(Lines of data)
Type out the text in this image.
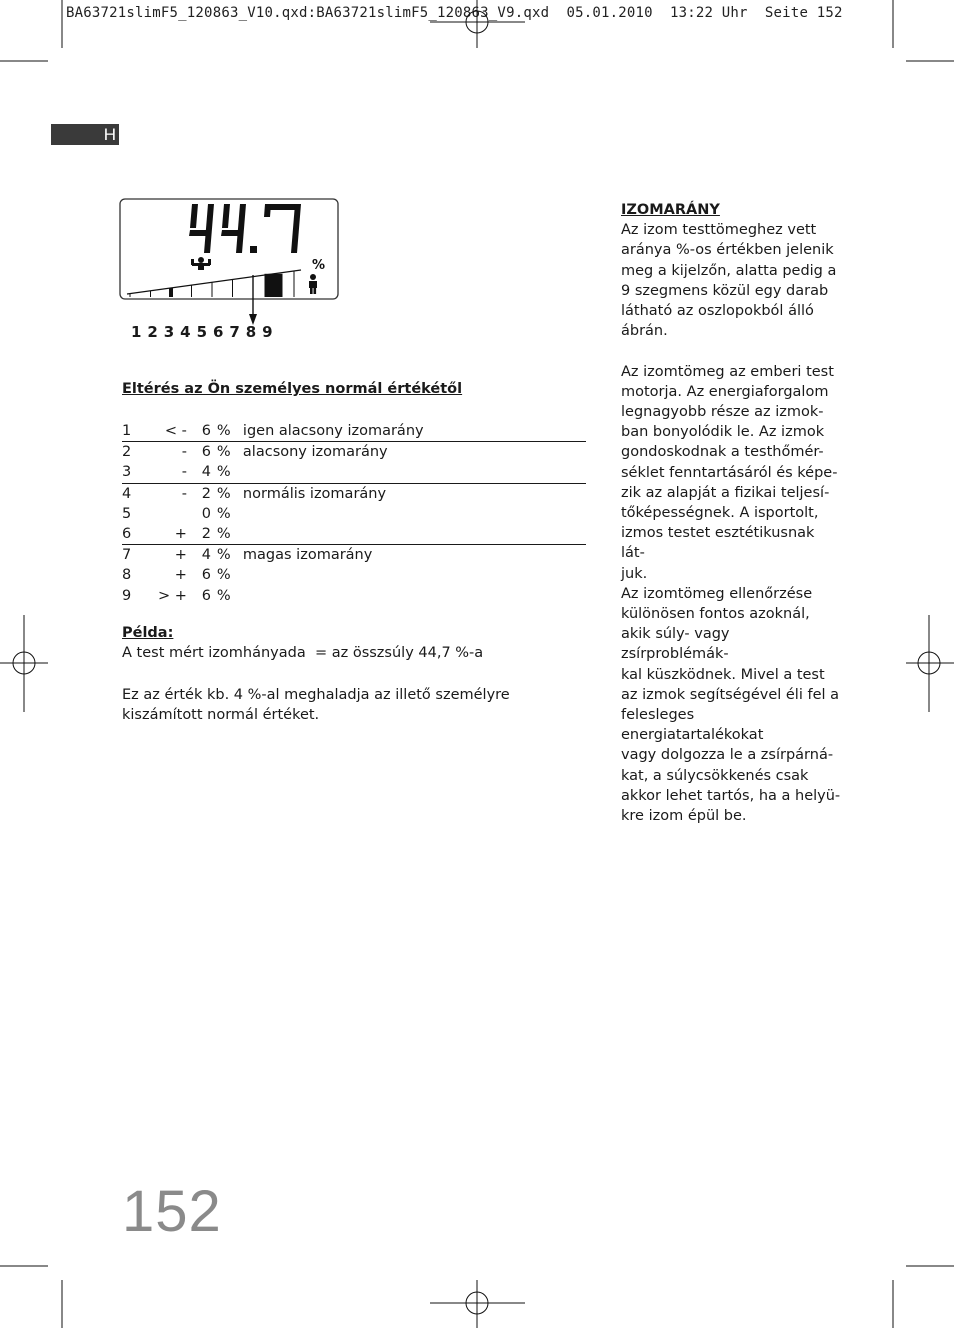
BA63721slimF5_120863_V10.qxd:BA63721slimF5_120863_V9.qxd  05.01.2010  13:22 Uhr  Seite 152
H
%
1 2 3 4 5 6 7 8 9
Eltérés az Ön személyes normál értékétől
1	< -	6	%	igen alacsony izomarány
2	-	6	%	alacsony izomarány
3	-	4	%	
4	-	2	%	normális izomarány
5		0	%	
6	+	2	%	
7	+	4	%	magas izomarány
8	+	6	%	
9	> +	6	%	
Példa:
A test mért izomhányada  = az összsúly 44,7 %-a
Ez az érték kb. 4 %-al meghaladja az illető személyre kiszámított normál értéket.
IZOMARÁNY

Az izom testtömeghez vett
aránya %-os értékben jelenik
meg a kijelzőn, alatta pedig a
9 szegmens közül egy darab
látható az oszlopokból álló
ábrán.

Az izomtömeg az emberi test
motorja. Az energiaforgalom
legnagyobb része az izmok-
ban bonyolódik le. Az izmok
gondoskodnak a testhőmér-
séklet fenntartásáról és képe-
zik az alapját a fizikai teljesí-
tőképességnek. A isportolt,
izmos testet esztétikusnak lát-
juk.

Az izomtömeg ellenőrzése
különösen fontos azoknál,
akik súly- vagy zsírproblémák-
kal küszködnek. Mivel a test
az izmok segítségével éli fel a
felesleges energiatartalékokat
vagy dolgozza le a zsírpárná-
kat, a súlycsökkenés csak
akkor lehet tartós, ha a helyü-
kre izom épül be.

152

* **Task goal**: In the records above, find each line that holds the word "vagy"; copy all such lines.

* **Response to the task**:
akik súly- vagy zsírproblémák-
vagy dolgozza le a zsírpárná-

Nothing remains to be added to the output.